**What to do:**
1. In the Wobbly Wheel passage, transcribe the stretch from "But this led" through "as a failure.".
2. Based on the Wobbly Wheel passage, answer yes or no to each statement below and quote the words that decide it. (a) The bank let the CTO go later that year. (b) The writer met the CTO in person. (c) The core problems with the tech showed up while it was live in only one region.

**Excerpted passage:**
No documented “buy vs. build” analysis existed, and this was my first interaction with “Wobbly wheel 2.0”, which we named this system as a software antipattern.
The team at the bank had re-invented the wheel, but it was not round, it wobbled. Kaveh G. if you ever read this, who could ever forget the Wobbly Wheel 2.0 pattern discussion. I am still on the lookout for Wobbly Wheels!
Realization sinks in
The project had been named “STP” for straight-through-processing, because we had a powerpoint which said that somehow this Java RMI cache was an amazing new technology, which was being re-used effectively. The CTO of the investment bank, trusting his heros, presented it to the entire bank in his annual presentation, as an example of the incredible tech.
I think the CTO actually believed it when he presented it, or he unfortunately trusted he was being given good information. I never said a word about him personally, nor ever met him, but he was let go by the bank later that year. I think the trading desk realized the massive cost of this framework, realized it was a large and overpriced, slow system, and blamed the CTO. I wasn’t aware of anyone else being let go, and I’m not sure if this was the reason, but I have a feeling the poor CTO of the bank bet a lot on the success of this effort and framework. I’m sure he was a very sharp person, and trusted, that because the developers worked in Volatility Derivatives technology for an investment bank, that they knew what they were doing. The team were very good at Volatility Derivatives (equities), at this bank, and the developers were very knowledgeable about this area of investing, and how to build tech for it.
But this led to the belief by one fairly junior engineer on the team, that they should build this framework, and install it globally.
Which then went badly, to the tune of $100M. At the $1M, $10M dollar mark, I bet things seemed fine, and no major problems had been uncovered. Not until it went live globally, not only in one region of the globe, did the core problems with the tech emerge. But then since millions had been invested, they followed it with more millions of investment.
The problem with not putting a stop to these things before they get momentum, is it comes back to bite you, years later when it is viewed as a failure which you green-lighted.
It is never fun to be the voice of reason when the ideas are floated. However, if you let them float, then you need a plan to change jobs before the two-year mark when that effort is live and viewed as a failure.

**Entries supplied:**
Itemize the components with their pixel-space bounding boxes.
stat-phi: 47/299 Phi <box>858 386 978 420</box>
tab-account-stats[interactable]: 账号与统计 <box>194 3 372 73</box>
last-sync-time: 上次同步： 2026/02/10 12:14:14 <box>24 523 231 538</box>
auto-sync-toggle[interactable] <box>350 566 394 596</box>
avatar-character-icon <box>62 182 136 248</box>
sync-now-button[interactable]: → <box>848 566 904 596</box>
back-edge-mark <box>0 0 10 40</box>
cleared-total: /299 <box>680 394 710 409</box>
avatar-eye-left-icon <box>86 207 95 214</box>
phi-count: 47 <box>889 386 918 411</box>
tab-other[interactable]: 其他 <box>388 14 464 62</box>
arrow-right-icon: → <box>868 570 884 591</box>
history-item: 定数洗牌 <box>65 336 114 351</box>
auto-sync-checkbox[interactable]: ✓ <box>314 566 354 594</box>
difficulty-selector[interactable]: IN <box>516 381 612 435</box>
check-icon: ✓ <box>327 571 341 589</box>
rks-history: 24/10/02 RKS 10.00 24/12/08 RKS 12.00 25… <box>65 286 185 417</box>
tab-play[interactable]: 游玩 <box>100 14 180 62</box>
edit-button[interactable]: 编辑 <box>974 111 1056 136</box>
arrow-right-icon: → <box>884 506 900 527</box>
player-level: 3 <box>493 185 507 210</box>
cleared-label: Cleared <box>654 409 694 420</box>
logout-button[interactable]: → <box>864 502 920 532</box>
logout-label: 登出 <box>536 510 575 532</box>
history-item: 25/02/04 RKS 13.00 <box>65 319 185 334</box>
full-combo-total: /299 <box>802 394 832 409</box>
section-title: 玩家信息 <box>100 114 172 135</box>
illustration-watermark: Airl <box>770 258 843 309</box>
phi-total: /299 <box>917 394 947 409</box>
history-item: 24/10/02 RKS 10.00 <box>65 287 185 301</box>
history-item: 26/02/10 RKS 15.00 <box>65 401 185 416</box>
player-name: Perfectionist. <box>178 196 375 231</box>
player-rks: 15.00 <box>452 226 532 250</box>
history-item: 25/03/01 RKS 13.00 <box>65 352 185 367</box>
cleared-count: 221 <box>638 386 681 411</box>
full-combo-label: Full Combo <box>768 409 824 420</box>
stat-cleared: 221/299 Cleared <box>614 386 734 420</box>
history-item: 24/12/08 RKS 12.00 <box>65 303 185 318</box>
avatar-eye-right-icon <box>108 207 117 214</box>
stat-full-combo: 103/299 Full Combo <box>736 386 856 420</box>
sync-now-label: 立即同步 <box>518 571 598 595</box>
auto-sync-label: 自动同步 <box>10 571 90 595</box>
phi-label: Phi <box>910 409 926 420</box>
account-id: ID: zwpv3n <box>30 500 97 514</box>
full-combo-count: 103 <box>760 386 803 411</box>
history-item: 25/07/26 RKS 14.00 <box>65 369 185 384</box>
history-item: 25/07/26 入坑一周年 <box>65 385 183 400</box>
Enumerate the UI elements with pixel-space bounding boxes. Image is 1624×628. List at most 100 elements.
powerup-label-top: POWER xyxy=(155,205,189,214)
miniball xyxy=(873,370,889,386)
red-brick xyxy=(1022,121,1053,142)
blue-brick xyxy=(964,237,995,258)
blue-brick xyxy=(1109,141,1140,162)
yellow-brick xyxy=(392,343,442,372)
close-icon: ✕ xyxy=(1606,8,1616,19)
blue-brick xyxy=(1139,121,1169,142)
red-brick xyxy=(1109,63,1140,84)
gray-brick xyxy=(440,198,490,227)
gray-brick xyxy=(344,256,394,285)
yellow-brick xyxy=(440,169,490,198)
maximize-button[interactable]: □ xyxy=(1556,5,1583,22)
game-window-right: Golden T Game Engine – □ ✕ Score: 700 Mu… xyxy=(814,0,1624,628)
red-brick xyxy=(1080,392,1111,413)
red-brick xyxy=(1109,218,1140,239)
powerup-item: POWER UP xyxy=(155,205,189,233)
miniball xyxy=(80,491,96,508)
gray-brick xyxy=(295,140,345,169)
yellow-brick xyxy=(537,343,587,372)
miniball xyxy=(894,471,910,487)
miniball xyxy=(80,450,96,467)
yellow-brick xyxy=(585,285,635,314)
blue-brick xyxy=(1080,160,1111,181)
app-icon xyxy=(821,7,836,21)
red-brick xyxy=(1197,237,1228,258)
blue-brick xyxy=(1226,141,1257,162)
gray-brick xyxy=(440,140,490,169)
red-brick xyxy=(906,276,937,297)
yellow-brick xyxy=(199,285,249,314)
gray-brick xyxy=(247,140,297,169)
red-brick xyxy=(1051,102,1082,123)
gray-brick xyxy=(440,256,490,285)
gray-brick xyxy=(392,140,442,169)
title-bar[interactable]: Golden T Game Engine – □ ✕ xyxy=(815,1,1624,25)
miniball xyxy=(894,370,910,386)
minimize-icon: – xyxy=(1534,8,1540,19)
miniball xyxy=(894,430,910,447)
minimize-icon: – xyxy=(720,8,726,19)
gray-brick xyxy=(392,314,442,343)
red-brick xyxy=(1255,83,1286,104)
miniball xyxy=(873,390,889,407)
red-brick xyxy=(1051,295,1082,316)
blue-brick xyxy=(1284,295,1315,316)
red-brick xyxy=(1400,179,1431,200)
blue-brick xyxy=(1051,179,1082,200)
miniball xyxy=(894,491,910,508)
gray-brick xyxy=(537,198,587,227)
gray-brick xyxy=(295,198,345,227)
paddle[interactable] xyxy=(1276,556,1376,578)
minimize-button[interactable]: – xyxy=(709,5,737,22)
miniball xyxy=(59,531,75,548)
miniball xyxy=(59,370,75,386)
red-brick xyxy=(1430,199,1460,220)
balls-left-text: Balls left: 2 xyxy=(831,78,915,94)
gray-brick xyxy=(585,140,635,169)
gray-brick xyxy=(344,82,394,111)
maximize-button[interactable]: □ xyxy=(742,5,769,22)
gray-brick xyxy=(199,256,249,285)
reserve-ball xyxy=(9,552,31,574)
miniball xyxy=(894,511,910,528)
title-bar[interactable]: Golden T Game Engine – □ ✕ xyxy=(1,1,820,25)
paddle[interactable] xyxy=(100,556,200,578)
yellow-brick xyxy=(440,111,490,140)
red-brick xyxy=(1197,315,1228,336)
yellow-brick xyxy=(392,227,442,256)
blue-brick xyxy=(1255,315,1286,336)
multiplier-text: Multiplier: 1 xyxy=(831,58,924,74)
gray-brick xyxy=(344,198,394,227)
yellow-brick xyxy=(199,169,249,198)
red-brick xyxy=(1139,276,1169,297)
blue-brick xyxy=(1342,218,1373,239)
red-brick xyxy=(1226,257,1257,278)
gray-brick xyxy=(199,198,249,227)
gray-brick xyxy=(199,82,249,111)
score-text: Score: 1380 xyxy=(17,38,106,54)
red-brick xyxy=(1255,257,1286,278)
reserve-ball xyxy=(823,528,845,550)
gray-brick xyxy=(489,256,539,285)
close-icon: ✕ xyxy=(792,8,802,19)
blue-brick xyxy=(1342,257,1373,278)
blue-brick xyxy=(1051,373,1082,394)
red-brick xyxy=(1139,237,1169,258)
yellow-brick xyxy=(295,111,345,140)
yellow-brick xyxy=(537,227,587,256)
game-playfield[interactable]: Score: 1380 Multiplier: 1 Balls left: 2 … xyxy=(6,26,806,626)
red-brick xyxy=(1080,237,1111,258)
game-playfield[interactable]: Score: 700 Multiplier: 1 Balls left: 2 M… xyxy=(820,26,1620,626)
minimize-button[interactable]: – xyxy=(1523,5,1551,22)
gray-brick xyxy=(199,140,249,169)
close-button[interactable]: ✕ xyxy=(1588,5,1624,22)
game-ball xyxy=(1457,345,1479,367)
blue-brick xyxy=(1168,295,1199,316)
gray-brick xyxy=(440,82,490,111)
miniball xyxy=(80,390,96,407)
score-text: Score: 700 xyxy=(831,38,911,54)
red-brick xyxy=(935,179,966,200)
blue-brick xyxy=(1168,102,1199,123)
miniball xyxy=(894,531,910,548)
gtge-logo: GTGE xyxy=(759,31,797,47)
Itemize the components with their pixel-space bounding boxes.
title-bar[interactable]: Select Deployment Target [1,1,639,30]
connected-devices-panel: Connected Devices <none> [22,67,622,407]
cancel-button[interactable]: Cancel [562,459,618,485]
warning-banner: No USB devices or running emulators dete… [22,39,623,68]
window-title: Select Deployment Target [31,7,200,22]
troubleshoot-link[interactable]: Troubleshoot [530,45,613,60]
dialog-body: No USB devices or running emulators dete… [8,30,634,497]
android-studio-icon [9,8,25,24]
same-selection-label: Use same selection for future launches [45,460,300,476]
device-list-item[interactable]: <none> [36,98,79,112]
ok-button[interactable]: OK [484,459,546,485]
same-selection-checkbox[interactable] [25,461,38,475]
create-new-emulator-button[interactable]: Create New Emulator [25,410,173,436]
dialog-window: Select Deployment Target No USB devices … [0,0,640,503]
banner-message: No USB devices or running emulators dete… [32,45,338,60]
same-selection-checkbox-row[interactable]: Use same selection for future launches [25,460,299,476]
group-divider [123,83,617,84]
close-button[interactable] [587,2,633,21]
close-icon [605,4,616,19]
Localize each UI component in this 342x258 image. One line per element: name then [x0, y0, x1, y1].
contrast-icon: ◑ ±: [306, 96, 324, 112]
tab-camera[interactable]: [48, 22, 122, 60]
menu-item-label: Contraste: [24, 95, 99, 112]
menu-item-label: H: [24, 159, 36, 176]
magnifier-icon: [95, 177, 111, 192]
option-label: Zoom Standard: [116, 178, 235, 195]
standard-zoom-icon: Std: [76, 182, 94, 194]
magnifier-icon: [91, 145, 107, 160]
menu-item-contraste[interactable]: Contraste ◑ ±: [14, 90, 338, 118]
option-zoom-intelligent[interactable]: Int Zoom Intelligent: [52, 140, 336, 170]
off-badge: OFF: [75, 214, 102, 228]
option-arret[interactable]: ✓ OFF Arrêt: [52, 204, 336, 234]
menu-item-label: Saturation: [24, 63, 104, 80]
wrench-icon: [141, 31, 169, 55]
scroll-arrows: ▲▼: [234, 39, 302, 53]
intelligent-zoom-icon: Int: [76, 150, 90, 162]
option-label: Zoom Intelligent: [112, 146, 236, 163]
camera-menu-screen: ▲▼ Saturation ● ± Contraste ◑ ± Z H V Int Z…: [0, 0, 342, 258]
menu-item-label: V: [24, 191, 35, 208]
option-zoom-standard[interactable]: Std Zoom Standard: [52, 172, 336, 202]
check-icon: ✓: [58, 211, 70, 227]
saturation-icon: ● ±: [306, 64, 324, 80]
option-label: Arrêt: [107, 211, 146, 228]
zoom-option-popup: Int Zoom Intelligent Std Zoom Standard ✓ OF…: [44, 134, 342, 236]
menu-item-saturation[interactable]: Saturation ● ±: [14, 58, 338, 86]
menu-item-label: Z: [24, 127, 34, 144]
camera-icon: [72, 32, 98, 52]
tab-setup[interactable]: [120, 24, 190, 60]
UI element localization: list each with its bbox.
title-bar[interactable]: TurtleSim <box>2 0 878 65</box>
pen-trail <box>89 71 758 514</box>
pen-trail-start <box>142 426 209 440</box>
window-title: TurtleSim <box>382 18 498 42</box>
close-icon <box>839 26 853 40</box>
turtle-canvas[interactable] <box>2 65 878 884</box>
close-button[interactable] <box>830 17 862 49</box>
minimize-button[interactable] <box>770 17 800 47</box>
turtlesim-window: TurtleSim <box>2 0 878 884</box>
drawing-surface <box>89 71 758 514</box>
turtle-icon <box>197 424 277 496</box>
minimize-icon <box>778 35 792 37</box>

**Solution list:**
1.
But this led to the belief by one fairly junior engineer on the team, that they should build this framework, and install it globally.
Which then went badly, to the tune of $100M. At the $1M, $10M dollar mark, I bet things seemed fine, and no major problems had been uncovered. Not until it went live globally, not only in one region of the globe, did the core problems with the tech emerge. But then since millions had been invested, they followed it with more millions of investment.
The problem with not putting a stop to these things before they get momentum, is it comes back to bite you, years later when it is viewed as a failure which you green-lighted.
It is never fun to be the voice of reason when the ideas are floated. However, if you let them float, then you need a plan to change jobs before the two-year mark when that effort is live and viewed as a failure.

2.
(a) Yes: "he was let go by the bank later that year"
(b) No: "nor ever met him"
(c) No: "Not until it went live globally, not only in one region of the globe, did the core problems with the tech emerge."